#### What you should do
The records below must be copied in full; omit the images.

#### Exercise data
_ _ _ _
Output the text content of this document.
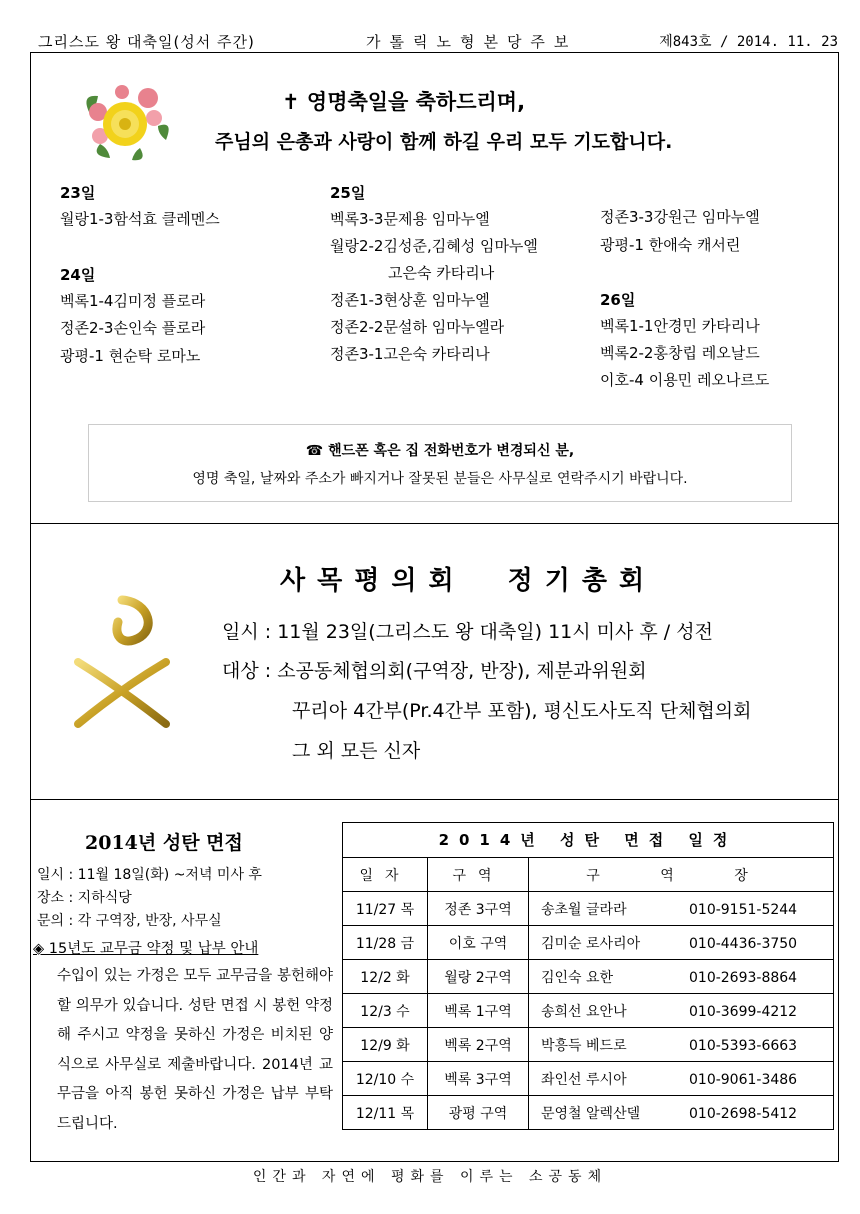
그리스도 왕 대축일(성서 주간)	가톨릭노형본당주보	제843호 / 2014. 11. 23
✝ 영명축일을 축하드리며,
주님의 은총과 사랑이 함께 하길 우리 모두 기도합니다.
23일
월랑1-3함석효 클레멘스
24일
벡록1-4김미정 플로라
정존2-3손인숙 플로라
광평-1 현순탁 로마노
25일
벡록3-3문제용 임마누엘
월랑2-2김성준,김혜성 임마누엘
고은숙 카타리나
정존1-3현상훈 임마누엘
정존2-2문설하 임마누엘라
정존3-1고은숙 카타리나
정존3-3강원근 임마누엘
광평-1 한애숙 캐서린
26일
벡록1-1안경민 카타리나
벡록2-2홍창립 레오날드
이호-4 이용민 레오나르도
☎ 핸드폰 혹은 집 전화번호가 변경되신 분,
영명 축일, 날짜와 주소가 빠지거나 잘못된 분들은 사무실로 연락주시기 바랍니다.
사목평의회  정기총회
일시 : 11월 23일(그리스도 왕 대축일) 11시 미사 후 / 성전
대상 : 소공동체협의회(구역장, 반장), 제분과위원회
꾸리아 4간부(Pr.4간부 포함), 평신도사도직 단체협의회
그 외 모든 신자
2014년 성탄 면접
일시 : 11월 18일(화) ~저녁 미사 후
장소 : 지하식당
문의 : 각 구역장, 반장, 사무실
◈ 15년도 교무금 약정 및 납부 안내
수입이 있는 가정은 모두 교무금을 봉헌해야 할 의무가 있습니다. 성탄 면접 시 봉헌 약정해 주시고 약정을 못하신 가정은 비치된 양식으로 사무실로 제출바랍니다. 2014년 교무금을 아직 봉헌 못하신 가정은 납부 부탁드립니다.
2014년 성탄 면접 일정
일자	구역	구 역 장
11/27 목	정존 3구역	송초월 글라라 010-9151-5244
11/28 금	이호 구역	김미순 로사리아 010-4436-3750
12/2 화	월랑 2구역	김인숙 요한 010-2693-8864
12/3 수	벡록 1구역	송희선 요안나 010-3699-4212
12/9 화	벡록 2구역	박흥득 베드로 010-5393-6663
12/10 수	벡록 3구역	좌인선 루시아 010-9061-3486
12/11 목	광평 구역	문영철 알렉산델 010-2698-5412
인간과 자연에 평화를 이루는 소공동체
_ _ _ _
#### Written answer
Output the text content of this document.
그리스도 왕 대축일(성서 주간)	가톨릭노형본당주보	제843호 / 2014. 11. 23
✝ 영명축일을 축하드리며,
주님의 은총과 사랑이 함께 하길 우리 모두 기도합니다.
23일
월랑1-3함석효 클레멘스
24일
벡록1-4김미정 플로라
정존2-3손인숙 플로라
광평-1 현순탁 로마노
25일
벡록3-3문제용 임마누엘
월랑2-2김성준,김혜성 임마누엘
고은숙 카타리나
정존1-3현상훈 임마누엘
정존2-2문설하 임마누엘라
정존3-1고은숙 카타리나
정존3-3강원근 임마누엘
광평-1 한애숙 캐서린
26일
벡록1-1안경민 카타리나
벡록2-2홍창립 레오날드
이호-4 이용민 레오나르도
☎ 핸드폰 혹은 집 전화번호가 변경되신 분,
영명 축일, 날짜와 주소가 빠지거나 잘못된 분들은 사무실로 연락주시기 바랍니다.
사목평의회  정기총회
일시 : 11월 23일(그리스도 왕 대축일) 11시 미사 후 / 성전
대상 : 소공동체협의회(구역장, 반장), 제분과위원회
꾸리아 4간부(Pr.4간부 포함), 평신도사도직 단체협의회
그 외 모든 신자
2014년 성탄 면접
일시 : 11월 18일(화) ~저녁 미사 후
장소 : 지하식당
문의 : 각 구역장, 반장, 사무실
◈ 15년도 교무금 약정 및 납부 안내
수입이 있는 가정은 모두 교무금을 봉헌해야 할 의무가 있습니다. 성탄 면접 시 봉헌 약정해 주시고 약정을 못하신 가정은 비치된 양식으로 사무실로 제출바랍니다. 2014년 교무금을 아직 봉헌 못하신 가정은 납부 부탁드립니다.
2014년 성탄 면접 일정
일자	구역	구 역 장
11/27 목	정존 3구역	송초월 글라라 010-9151-5244
11/28 금	이호 구역	김미순 로사리아 010-4436-3750
12/2 화	월랑 2구역	김인숙 요한 010-2693-8864
12/3 수	벡록 1구역	송희선 요안나 010-3699-4212
12/9 화	벡록 2구역	박흥득 베드로 010-5393-6663
12/10 수	벡록 3구역	좌인선 루시아 010-9061-3486
12/11 목	광평 구역	문영철 알렉산델 010-2698-5412
인간과 자연에 평화를 이루는 소공동체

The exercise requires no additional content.